Nothing may be changed. Give the entries below again exactly.

------ Data for analysis

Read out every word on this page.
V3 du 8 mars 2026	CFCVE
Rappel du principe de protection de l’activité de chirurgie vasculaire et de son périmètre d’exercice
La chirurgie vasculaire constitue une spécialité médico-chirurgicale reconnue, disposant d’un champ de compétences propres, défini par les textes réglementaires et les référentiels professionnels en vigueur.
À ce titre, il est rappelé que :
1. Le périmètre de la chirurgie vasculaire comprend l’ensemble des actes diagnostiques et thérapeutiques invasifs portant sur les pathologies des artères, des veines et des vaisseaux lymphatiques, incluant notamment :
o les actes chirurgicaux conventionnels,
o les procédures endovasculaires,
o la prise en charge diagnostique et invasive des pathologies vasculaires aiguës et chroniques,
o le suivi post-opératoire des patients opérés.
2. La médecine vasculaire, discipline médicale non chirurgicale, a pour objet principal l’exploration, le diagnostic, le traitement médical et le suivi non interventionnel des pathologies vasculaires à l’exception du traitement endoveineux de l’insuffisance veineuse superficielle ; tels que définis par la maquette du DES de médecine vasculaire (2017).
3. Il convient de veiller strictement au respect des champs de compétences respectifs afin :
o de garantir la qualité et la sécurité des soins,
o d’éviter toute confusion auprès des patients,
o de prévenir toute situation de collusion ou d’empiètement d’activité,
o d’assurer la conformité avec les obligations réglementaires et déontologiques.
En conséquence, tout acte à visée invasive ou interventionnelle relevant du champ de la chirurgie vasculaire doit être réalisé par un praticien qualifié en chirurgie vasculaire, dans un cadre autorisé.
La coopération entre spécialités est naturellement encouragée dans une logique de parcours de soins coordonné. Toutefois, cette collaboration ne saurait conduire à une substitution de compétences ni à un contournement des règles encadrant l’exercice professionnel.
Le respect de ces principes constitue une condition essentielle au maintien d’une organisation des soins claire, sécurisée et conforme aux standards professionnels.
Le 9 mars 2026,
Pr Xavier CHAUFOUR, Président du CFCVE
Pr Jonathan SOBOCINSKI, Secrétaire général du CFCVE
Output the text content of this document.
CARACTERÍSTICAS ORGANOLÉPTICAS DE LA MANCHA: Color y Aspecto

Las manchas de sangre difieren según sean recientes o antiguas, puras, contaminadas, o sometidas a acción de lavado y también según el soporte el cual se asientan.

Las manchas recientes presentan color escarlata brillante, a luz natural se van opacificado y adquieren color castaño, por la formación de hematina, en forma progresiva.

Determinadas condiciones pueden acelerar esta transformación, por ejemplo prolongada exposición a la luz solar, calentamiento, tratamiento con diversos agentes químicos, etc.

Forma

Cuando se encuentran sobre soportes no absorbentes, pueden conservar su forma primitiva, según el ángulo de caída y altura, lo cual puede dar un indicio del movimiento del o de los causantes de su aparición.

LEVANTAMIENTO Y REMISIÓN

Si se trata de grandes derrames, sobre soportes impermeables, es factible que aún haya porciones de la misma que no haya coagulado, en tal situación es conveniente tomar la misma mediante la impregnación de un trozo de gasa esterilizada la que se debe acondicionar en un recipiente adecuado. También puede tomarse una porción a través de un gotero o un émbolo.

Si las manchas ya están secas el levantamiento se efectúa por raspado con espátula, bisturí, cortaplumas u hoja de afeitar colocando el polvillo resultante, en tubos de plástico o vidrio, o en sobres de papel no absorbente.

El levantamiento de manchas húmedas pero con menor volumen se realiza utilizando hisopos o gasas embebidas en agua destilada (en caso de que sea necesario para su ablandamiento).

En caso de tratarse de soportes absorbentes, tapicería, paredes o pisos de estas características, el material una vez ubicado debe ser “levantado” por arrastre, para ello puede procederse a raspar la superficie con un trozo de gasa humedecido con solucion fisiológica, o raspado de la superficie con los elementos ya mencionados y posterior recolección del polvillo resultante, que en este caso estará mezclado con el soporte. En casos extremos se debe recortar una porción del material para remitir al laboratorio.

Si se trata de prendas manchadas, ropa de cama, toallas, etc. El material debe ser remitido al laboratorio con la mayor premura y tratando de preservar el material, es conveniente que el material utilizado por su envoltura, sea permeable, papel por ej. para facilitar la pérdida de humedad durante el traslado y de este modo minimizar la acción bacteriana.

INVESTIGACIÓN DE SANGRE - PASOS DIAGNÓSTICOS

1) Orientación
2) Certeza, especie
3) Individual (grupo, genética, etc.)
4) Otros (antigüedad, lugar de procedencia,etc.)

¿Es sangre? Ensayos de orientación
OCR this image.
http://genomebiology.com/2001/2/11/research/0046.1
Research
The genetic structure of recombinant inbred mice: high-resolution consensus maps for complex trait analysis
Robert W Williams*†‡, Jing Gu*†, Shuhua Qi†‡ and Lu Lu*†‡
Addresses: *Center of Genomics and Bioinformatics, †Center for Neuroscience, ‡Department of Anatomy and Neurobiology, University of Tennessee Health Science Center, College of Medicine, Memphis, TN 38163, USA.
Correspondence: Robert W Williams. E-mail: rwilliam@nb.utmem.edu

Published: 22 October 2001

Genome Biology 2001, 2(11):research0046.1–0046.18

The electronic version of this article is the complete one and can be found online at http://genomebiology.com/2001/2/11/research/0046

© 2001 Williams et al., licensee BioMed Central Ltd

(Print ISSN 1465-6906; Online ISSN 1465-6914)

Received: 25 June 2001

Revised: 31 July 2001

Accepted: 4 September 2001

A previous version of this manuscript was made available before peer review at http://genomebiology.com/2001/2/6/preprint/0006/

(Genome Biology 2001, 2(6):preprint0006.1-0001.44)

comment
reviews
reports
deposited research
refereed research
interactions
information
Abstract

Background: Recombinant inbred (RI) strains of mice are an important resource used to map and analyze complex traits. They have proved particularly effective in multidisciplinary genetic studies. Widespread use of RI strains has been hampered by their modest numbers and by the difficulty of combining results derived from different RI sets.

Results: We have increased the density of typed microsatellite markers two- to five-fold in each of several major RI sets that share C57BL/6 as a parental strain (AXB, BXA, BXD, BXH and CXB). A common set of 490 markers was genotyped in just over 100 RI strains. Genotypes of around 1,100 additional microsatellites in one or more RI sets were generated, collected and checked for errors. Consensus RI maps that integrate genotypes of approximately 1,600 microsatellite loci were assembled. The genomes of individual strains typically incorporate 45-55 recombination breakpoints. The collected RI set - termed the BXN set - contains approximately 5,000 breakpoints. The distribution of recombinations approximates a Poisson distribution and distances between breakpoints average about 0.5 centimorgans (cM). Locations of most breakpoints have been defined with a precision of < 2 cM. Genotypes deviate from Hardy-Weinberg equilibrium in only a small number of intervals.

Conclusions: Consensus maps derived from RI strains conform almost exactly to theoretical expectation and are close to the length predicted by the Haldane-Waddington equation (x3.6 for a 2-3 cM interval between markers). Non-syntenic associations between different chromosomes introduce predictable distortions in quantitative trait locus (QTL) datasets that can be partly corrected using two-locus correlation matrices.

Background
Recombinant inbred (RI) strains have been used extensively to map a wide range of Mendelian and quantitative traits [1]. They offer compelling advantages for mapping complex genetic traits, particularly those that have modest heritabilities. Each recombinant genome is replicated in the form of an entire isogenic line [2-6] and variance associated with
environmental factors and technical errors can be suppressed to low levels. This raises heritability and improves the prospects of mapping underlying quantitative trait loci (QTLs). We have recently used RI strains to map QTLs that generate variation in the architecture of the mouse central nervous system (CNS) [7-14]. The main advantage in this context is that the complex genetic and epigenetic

------------

### [Exercise response]
Read out every word on this page.
V3 du 8 mars 2026	CFCVE
Rappel du principe de protection de l’activité de chirurgie vasculaire et de son périmètre d’exercice
La chirurgie vasculaire constitue une spécialité médico-chirurgicale reconnue, disposant d’un champ de compétences propres, défini par les textes réglementaires et les référentiels professionnels en vigueur.
À ce titre, il est rappelé que :
1. Le périmètre de la chirurgie vasculaire comprend l’ensemble des actes diagnostiques et thérapeutiques invasifs portant sur les pathologies des artères, des veines et des vaisseaux lymphatiques, incluant notamment :
o les actes chirurgicaux conventionnels,
o les procédures endovasculaires,
o la prise en charge diagnostique et invasive des pathologies vasculaires aiguës et chroniques,
o le suivi post-opératoire des patients opérés.
2. La médecine vasculaire, discipline médicale non chirurgicale, a pour objet principal l’exploration, le diagnostic, le traitement médical et le suivi non interventionnel des pathologies vasculaires à l’exception du traitement endoveineux de l’insuffisance veineuse superficielle ; tels que définis par la maquette du DES de médecine vasculaire (2017).
3. Il convient de veiller strictement au respect des champs de compétences respectifs afin :
o de garantir la qualité et la sécurité des soins,
o d’éviter toute confusion auprès des patients,
o de prévenir toute situation de collusion ou d’empiètement d’activité,
o d’assurer la conformité avec les obligations réglementaires et déontologiques.
En conséquence, tout acte à visée invasive ou interventionnelle relevant du champ de la chirurgie vasculaire doit être réalisé par un praticien qualifié en chirurgie vasculaire, dans un cadre autorisé.
La coopération entre spécialités est naturellement encouragée dans une logique de parcours de soins coordonné. Toutefois, cette collaboration ne saurait conduire à une substitution de compétences ni à un contournement des règles encadrant l’exercice professionnel.
Le respect de ces principes constitue une condition essentielle au maintien d’une organisation des soins claire, sécurisée et conforme aux standards professionnels.
Le 9 mars 2026,
Pr Xavier CHAUFOUR, Président du CFCVE
Pr Jonathan SOBOCINSKI, Secrétaire général du CFCVE
Output the text content of this document.
CARACTERÍSTICAS ORGANOLÉPTICAS DE LA MANCHA: Color y Aspecto

Las manchas de sangre difieren según sean recientes o antiguas, puras, contaminadas, o sometidas a acción de lavado y también según el soporte el cual se asientan.

Las manchas recientes presentan color escarlata brillante, a luz natural se van opacificado y adquieren color castaño, por la formación de hematina, en forma progresiva.

Determinadas condiciones pueden acelerar esta transformación, por ejemplo prolongada exposición a la luz solar, calentamiento, tratamiento con diversos agentes químicos, etc.

Forma

Cuando se encuentran sobre soportes no absorbentes, pueden conservar su forma primitiva, según el ángulo de caída y altura, lo cual puede dar un indicio del movimiento del o de los causantes de su aparición.

LEVANTAMIENTO Y REMISIÓN

Si se trata de grandes derrames, sobre soportes impermeables, es factible que aún haya porciones de la misma que no haya coagulado, en tal situación es conveniente tomar la misma mediante la impregnación de un trozo de gasa esterilizada la que se debe acondicionar en un recipiente adecuado. También puede tomarse una porción a través de un gotero o un émbolo.

Si las manchas ya están secas el levantamiento se efectúa por raspado con espátula, bisturí, cortaplumas u hoja de afeitar colocando el polvillo resultante, en tubos de plástico o vidrio, o en sobres de papel no absorbente.

El levantamiento de manchas húmedas pero con menor volumen se realiza utilizando hisopos o gasas embebidas en agua destilada (en caso de que sea necesario para su ablandamiento).

En caso de tratarse de soportes absorbentes, tapicería, paredes o pisos de estas características, el material una vez ubicado debe ser “levantado” por arrastre, para ello puede procederse a raspar la superficie con un trozo de gasa humedecido con solucion fisiológica, o raspado de la superficie con los elementos ya mencionados y posterior recolección del polvillo resultante, que en este caso estará mezclado con el soporte. En casos extremos se debe recortar una porción del material para remitir al laboratorio.

Si se trata de prendas manchadas, ropa de cama, toallas, etc. El material debe ser remitido al laboratorio con la mayor premura y tratando de preservar el material, es conveniente que el material utilizado por su envoltura, sea permeable, papel por ej. para facilitar la pérdida de humedad durante el traslado y de este modo minimizar la acción bacteriana.

INVESTIGACIÓN DE SANGRE - PASOS DIAGNÓSTICOS

1) Orientación
2) Certeza, especie
3) Individual (grupo, genética, etc.)
4) Otros (antigüedad, lugar de procedencia,etc.)

¿Es sangre? Ensayos de orientación
OCR this image.
http://genomebiology.com/2001/2/11/research/0046.1
Research
The genetic structure of recombinant inbred mice: high-resolution consensus maps for complex trait analysis
Robert W Williams*†‡, Jing Gu*†, Shuhua Qi†‡ and Lu Lu*†‡
Addresses: *Center of Genomics and Bioinformatics, †Center for Neuroscience, ‡Department of Anatomy and Neurobiology, University of Tennessee Health Science Center, College of Medicine, Memphis, TN 38163, USA.
Correspondence: Robert W Williams. E-mail: rwilliam@nb.utmem.edu

Published: 22 October 2001

Genome Biology 2001, 2(11):research0046.1–0046.18

The electronic version of this article is the complete one and can be found online at http://genomebiology.com/2001/2/11/research/0046

© 2001 Williams et al., licensee BioMed Central Ltd

(Print ISSN 1465-6906; Online ISSN 1465-6914)

Received: 25 June 2001

Revised: 31 July 2001

Accepted: 4 September 2001

A previous version of this manuscript was made available before peer review at http://genomebiology.com/2001/2/6/preprint/0006/

(Genome Biology 2001, 2(6):preprint0006.1-0001.44)

comment
reviews
reports
deposited research
refereed research
interactions
information
Abstract

Background: Recombinant inbred (RI) strains of mice are an important resource used to map and analyze complex traits. They have proved particularly effective in multidisciplinary genetic studies. Widespread use of RI strains has been hampered by their modest numbers and by the difficulty of combining results derived from different RI sets.

Results: We have increased the density of typed microsatellite markers two- to five-fold in each of several major RI sets that share C57BL/6 as a parental strain (AXB, BXA, BXD, BXH and CXB). A common set of 490 markers was genotyped in just over 100 RI strains. Genotypes of around 1,100 additional microsatellites in one or more RI sets were generated, collected and checked for errors. Consensus RI maps that integrate genotypes of approximately 1,600 microsatellite loci were assembled. The genomes of individual strains typically incorporate 45-55 recombination breakpoints. The collected RI set - termed the BXN set - contains approximately 5,000 breakpoints. The distribution of recombinations approximates a Poisson distribution and distances between breakpoints average about 0.5 centimorgans (cM). Locations of most breakpoints have been defined with a precision of < 2 cM. Genotypes deviate from Hardy-Weinberg equilibrium in only a small number of intervals.

Conclusions: Consensus maps derived from RI strains conform almost exactly to theoretical expectation and are close to the length predicted by the Haldane-Waddington equation (x3.6 for a 2-3 cM interval between markers). Non-syntenic associations between different chromosomes introduce predictable distortions in quantitative trait locus (QTL) datasets that can be partly corrected using two-locus correlation matrices.

Background
Recombinant inbred (RI) strains have been used extensively to map a wide range of Mendelian and quantitative traits [1]. They offer compelling advantages for mapping complex genetic traits, particularly those that have modest heritabilities. Each recombinant genome is replicated in the form of an entire isogenic line [2-6] and variance associated with
environmental factors and technical errors can be suppressed to low levels. This raises heritability and improves the prospects of mapping underlying quantitative trait loci (QTLs). We have recently used RI strains to map QTLs that generate variation in the architecture of the mouse central nervous system (CNS) [7-14]. The main advantage in this context is that the complex genetic and epigenetic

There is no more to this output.